Dataset items
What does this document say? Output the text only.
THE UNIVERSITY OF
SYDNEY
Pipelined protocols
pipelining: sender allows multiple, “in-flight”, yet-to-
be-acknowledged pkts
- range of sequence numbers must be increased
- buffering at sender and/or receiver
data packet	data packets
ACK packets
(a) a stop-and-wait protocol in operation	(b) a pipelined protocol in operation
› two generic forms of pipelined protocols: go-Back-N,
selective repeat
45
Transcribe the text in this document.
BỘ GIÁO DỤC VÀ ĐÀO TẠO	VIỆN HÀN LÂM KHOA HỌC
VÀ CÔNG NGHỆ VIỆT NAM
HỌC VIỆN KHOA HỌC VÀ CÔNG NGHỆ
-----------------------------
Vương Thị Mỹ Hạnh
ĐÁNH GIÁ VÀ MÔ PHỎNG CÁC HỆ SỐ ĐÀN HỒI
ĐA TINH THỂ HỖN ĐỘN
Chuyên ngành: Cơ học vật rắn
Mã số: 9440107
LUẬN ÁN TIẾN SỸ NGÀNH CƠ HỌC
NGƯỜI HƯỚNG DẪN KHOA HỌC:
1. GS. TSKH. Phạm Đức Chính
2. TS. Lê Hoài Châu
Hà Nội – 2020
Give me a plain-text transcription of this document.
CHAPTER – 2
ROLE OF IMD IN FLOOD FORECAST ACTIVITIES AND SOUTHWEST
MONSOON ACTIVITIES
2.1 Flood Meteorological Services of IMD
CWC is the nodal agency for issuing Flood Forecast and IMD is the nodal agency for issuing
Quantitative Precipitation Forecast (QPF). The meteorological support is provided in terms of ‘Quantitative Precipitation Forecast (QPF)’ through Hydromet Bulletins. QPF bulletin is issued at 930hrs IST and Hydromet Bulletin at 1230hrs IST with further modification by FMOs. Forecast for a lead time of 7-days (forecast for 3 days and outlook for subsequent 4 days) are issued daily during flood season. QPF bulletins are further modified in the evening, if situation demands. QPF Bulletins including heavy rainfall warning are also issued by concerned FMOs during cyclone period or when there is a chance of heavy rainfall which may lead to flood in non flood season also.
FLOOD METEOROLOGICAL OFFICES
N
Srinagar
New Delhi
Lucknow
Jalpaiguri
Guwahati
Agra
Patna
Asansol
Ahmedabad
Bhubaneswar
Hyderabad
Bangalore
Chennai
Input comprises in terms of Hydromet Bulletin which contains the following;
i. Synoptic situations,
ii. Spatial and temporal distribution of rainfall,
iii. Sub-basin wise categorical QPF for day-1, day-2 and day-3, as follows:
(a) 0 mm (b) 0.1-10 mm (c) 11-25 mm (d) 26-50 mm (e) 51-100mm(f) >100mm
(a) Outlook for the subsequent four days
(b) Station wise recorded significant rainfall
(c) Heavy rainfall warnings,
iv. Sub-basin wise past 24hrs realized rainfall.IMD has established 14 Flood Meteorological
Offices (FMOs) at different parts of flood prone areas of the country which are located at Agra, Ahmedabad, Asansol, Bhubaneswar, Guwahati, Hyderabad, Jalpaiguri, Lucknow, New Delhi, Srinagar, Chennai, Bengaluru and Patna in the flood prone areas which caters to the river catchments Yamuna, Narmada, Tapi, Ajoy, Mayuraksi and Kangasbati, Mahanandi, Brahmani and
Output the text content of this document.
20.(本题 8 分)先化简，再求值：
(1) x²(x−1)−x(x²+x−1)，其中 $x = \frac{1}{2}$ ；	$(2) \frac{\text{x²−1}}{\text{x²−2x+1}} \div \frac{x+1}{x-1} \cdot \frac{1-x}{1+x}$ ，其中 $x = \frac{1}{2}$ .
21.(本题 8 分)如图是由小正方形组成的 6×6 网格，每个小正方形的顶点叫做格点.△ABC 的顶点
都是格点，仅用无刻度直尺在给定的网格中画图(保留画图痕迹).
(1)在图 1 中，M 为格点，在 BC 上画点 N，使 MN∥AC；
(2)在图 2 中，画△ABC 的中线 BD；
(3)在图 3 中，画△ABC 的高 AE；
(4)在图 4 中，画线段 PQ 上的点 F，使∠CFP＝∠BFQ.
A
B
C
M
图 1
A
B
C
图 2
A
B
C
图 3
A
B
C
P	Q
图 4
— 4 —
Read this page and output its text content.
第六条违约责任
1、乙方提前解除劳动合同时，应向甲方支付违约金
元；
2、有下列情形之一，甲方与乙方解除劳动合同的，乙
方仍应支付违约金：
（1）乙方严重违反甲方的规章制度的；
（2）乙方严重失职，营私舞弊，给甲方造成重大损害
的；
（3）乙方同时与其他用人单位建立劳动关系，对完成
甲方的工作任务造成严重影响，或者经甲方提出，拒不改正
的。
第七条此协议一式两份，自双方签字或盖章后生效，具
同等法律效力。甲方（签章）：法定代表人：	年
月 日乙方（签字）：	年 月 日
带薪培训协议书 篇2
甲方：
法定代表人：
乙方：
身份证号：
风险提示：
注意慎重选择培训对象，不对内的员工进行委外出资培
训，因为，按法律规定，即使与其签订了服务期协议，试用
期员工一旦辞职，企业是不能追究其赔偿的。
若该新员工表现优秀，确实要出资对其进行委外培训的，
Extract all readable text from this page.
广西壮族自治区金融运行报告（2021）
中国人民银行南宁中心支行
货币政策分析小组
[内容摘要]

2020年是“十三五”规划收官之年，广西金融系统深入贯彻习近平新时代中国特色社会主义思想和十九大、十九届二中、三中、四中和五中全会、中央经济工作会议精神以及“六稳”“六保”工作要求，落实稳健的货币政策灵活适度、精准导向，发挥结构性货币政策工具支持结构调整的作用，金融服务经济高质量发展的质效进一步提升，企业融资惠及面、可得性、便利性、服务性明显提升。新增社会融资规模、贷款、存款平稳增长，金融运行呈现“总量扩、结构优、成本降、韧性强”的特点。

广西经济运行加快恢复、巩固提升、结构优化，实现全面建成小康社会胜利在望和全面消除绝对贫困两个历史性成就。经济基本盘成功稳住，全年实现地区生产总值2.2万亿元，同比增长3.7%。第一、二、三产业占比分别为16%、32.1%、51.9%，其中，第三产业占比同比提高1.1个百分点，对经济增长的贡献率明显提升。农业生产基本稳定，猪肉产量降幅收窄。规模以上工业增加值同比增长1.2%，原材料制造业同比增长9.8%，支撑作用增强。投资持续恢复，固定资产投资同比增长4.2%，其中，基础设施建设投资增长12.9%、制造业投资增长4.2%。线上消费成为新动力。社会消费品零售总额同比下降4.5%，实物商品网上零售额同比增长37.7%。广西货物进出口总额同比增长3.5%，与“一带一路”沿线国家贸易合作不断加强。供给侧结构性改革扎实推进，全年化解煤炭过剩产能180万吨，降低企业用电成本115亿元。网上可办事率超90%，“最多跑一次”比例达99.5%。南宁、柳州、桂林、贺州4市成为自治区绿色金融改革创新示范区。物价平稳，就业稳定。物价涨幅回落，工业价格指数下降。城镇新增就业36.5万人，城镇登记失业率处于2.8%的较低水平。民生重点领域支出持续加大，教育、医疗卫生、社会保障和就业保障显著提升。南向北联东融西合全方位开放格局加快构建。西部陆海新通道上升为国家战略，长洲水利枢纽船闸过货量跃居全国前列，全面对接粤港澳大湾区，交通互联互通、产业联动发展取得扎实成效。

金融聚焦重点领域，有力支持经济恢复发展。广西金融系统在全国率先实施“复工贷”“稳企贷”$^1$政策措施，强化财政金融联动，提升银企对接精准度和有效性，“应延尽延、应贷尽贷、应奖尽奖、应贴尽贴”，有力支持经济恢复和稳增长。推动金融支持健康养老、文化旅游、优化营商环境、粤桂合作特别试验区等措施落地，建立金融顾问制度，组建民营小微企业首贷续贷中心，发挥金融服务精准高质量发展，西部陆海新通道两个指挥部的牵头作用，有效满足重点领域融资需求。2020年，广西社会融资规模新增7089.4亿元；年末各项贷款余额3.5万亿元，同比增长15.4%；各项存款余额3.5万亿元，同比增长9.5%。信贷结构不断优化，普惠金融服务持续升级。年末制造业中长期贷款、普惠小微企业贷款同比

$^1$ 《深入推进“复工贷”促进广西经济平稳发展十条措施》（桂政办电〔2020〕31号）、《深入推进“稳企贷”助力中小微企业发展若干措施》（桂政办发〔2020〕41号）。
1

Task objective => Extract every line above that contains the word "sender".

Output of the exercise =>
pipelining: sender allows multiple, “in-flight”, yet-to-
- buffering at sender and/or receiver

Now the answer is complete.